Stated exercise:
Quote the listing below in full and exactly as written, but omit every picture.

Exercise data:
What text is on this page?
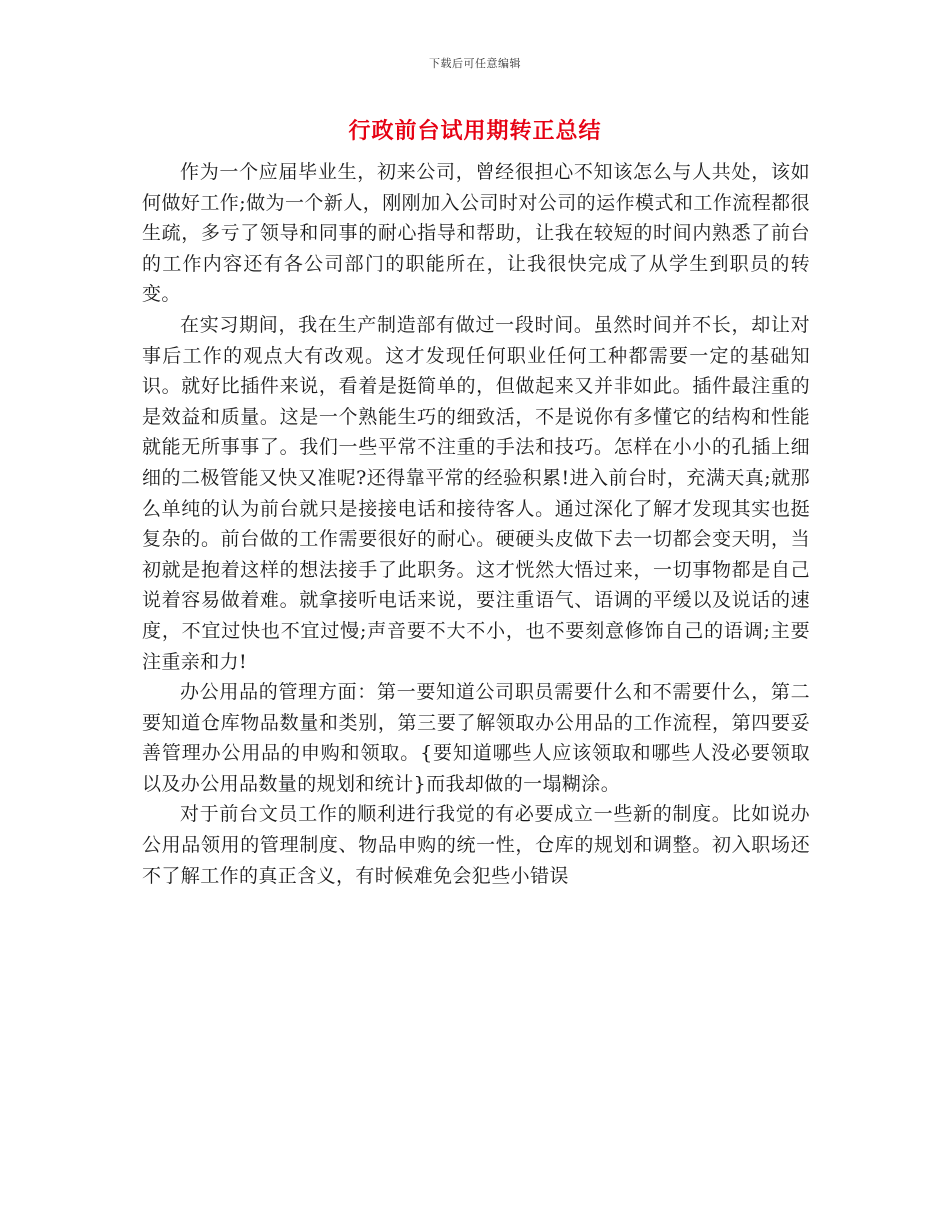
下载后可任意编辑
行政前台试用期转正总结

作为一个应届毕业生，初来公司，曾经很担心不知该怎么与人共处，该如何做好工作;做为一个新人，刚刚加入公司时对公司的运作模式和工作流程都很生疏，多亏了领导和同事的耐心指导和帮助，让我在较短的时间内熟悉了前台的工作内容还有各公司部门的职能所在，让我很快完成了从学生到职员的转变。

在实习期间，我在生产制造部有做过一段时间。虽然时间并不长，却让对事后工作的观点大有改观。这才发现任何职业任何工种都需要一定的基础知识。就好比插件来说，看着是挺简单的，但做起来又并非如此。插件最注重的是效益和质量。这是一个熟能生巧的细致活，不是说你有多懂它的结构和性能就能无所事事了。我们一些平常不注重的手法和技巧。怎样在小小的孔插上细细的二极管能又快又准呢?还得靠平常的经验积累!进入前台时，充满天真;就那么单纯的认为前台就只是接接电话和接待客人。通过深化了解才发现其实也挺复杂的。前台做的工作需要很好的耐心。硬硬头皮做下去一切都会变天明，当初就是抱着这样的想法接手了此职务。这才恍然大悟过来，一切事物都是自己说着容易做着难。就拿接听电话来说，要注重语气、语调的平缓以及说话的速度，不宜过快也不宜过慢;声音要不大不小，也不要刻意修饰自己的语调;主要注重亲和力!

办公用品的管理方面：第一要知道公司职员需要什么和不需要什么，第二要知道仓库物品数量和类别，第三要了解领取办公用品的工作流程，第四要妥善管理办公用品的申购和领取。{要知道哪些人应该领取和哪些人没必要领取以及办公用品数量的规划和统计}而我却做的一塌糊涂。

对于前台文员工作的顺利进行我觉的有必要成立一些新的制度。比如说办公用品领用的管理制度、物品申购的统一性，仓库的规划和调整。初入职场还不了解工作的真正含义，有时候难免会犯些小错误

Problem solution:
What text is on this page?
下载后可任意编辑
行政前台试用期转正总结

作为一个应届毕业生，初来公司，曾经很担心不知该怎么与人共处，该如何做好工作;做为一个新人，刚刚加入公司时对公司的运作模式和工作流程都很生疏，多亏了领导和同事的耐心指导和帮助，让我在较短的时间内熟悉了前台的工作内容还有各公司部门的职能所在，让我很快完成了从学生到职员的转变。

在实习期间，我在生产制造部有做过一段时间。虽然时间并不长，却让对事后工作的观点大有改观。这才发现任何职业任何工种都需要一定的基础知识。就好比插件来说，看着是挺简单的，但做起来又并非如此。插件最注重的是效益和质量。这是一个熟能生巧的细致活，不是说你有多懂它的结构和性能就能无所事事了。我们一些平常不注重的手法和技巧。怎样在小小的孔插上细细的二极管能又快又准呢?还得靠平常的经验积累!进入前台时，充满天真;就那么单纯的认为前台就只是接接电话和接待客人。通过深化了解才发现其实也挺复杂的。前台做的工作需要很好的耐心。硬硬头皮做下去一切都会变天明，当初就是抱着这样的想法接手了此职务。这才恍然大悟过来，一切事物都是自己说着容易做着难。就拿接听电话来说，要注重语气、语调的平缓以及说话的速度，不宜过快也不宜过慢;声音要不大不小，也不要刻意修饰自己的语调;主要注重亲和力!

办公用品的管理方面：第一要知道公司职员需要什么和不需要什么，第二要知道仓库物品数量和类别，第三要了解领取办公用品的工作流程，第四要妥善管理办公用品的申购和领取。{要知道哪些人应该领取和哪些人没必要领取以及办公用品数量的规划和统计}而我却做的一塌糊涂。

对于前台文员工作的顺利进行我觉的有必要成立一些新的制度。比如说办公用品领用的管理制度、物品申购的统一性，仓库的规划和调整。初入职场还不了解工作的真正含义，有时候难免会犯些小错误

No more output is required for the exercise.